Exercise data
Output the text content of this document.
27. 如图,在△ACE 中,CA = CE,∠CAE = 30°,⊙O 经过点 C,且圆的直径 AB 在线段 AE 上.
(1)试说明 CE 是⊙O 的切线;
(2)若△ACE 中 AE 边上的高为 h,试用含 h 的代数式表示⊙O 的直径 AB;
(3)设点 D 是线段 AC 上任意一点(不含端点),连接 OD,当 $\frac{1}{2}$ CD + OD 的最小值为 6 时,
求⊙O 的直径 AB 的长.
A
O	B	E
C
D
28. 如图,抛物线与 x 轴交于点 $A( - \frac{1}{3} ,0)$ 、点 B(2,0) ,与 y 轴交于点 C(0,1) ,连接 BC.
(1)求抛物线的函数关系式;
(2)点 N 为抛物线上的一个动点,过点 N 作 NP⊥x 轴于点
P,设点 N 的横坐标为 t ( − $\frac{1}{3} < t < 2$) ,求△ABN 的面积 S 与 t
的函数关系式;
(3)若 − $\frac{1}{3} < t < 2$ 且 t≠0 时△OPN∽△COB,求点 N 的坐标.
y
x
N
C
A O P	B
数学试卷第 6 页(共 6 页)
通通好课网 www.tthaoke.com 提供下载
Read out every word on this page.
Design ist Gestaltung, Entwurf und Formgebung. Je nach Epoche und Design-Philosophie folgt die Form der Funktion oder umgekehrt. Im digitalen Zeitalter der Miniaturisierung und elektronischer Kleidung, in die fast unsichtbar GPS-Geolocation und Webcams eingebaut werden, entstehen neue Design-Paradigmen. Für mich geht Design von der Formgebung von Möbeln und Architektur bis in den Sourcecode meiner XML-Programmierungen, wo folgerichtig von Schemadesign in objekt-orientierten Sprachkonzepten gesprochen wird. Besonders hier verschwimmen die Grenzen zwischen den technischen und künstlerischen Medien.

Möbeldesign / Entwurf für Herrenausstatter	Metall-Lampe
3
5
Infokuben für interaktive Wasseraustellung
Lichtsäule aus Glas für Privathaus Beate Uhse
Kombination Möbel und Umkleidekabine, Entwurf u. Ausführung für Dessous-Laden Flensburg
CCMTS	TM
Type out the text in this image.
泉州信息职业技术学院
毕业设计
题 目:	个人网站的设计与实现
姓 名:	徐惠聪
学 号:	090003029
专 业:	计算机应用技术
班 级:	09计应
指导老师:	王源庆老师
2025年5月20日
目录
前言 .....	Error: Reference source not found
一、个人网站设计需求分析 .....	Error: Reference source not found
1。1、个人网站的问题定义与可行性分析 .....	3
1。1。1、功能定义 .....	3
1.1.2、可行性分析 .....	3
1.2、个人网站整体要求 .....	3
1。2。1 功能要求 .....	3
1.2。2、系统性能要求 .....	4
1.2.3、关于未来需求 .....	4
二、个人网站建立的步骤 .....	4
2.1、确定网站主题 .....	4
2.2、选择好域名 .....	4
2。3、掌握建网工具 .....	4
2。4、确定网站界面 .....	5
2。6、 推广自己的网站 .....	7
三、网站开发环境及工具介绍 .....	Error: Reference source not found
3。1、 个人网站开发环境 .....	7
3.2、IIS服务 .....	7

Task to complete
Using the material above, work out how many lines contain the string "found". Give that number alone.

Response
3